Saved data entries
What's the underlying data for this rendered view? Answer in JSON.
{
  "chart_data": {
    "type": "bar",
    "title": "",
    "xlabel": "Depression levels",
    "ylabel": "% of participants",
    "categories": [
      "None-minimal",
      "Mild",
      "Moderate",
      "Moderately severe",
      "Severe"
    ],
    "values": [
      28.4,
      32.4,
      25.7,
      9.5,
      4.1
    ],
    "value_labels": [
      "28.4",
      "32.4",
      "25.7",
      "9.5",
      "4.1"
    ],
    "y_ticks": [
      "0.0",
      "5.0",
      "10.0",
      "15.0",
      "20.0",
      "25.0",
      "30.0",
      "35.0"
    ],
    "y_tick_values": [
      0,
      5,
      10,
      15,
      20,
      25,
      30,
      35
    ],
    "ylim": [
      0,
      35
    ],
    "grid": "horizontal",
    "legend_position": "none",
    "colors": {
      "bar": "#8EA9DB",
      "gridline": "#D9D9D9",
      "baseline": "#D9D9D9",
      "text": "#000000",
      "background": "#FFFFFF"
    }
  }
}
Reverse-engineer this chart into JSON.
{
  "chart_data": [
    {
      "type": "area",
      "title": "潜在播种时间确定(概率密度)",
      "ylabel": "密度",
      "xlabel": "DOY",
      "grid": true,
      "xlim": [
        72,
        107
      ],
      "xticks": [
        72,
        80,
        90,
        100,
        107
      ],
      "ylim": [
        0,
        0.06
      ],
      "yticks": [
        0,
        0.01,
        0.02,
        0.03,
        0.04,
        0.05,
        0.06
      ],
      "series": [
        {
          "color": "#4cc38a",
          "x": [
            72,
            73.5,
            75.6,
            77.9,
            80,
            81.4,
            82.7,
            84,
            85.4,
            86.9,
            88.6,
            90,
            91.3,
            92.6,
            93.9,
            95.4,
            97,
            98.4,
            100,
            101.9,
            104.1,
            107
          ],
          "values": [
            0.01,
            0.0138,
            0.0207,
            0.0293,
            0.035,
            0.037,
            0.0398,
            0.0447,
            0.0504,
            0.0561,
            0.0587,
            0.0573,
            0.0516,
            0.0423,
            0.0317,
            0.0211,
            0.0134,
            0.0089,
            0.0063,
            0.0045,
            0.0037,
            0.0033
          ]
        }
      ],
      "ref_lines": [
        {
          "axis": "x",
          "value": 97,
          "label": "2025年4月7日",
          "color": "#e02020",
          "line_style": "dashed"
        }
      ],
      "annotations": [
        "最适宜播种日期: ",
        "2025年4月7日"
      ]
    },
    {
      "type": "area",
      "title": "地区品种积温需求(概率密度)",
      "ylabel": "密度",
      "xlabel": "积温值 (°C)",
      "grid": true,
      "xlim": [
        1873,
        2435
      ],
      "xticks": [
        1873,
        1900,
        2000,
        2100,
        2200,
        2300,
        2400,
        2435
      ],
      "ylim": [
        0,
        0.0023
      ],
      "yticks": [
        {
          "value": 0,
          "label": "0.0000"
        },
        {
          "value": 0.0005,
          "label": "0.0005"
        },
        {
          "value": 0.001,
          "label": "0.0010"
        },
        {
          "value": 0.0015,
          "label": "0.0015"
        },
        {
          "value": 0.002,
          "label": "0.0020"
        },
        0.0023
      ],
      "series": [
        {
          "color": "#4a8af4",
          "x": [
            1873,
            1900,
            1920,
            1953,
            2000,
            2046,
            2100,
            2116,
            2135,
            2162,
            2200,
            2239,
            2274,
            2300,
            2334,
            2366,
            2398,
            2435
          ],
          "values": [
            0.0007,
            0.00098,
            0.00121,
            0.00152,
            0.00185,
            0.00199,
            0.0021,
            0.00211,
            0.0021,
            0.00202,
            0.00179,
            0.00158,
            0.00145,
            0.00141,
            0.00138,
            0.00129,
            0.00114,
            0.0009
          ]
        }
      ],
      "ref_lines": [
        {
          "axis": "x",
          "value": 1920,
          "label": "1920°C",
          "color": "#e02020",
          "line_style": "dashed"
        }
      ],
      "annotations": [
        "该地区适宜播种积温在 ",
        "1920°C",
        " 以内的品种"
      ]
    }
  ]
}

## [Aim of the exercise]
Report every line in the data above in which the word "xlabel" appears.

## [Answer below]
    "xlabel": "Depression levels",
      "xlabel": "DOY",
      "xlabel": "积温值 (°C)",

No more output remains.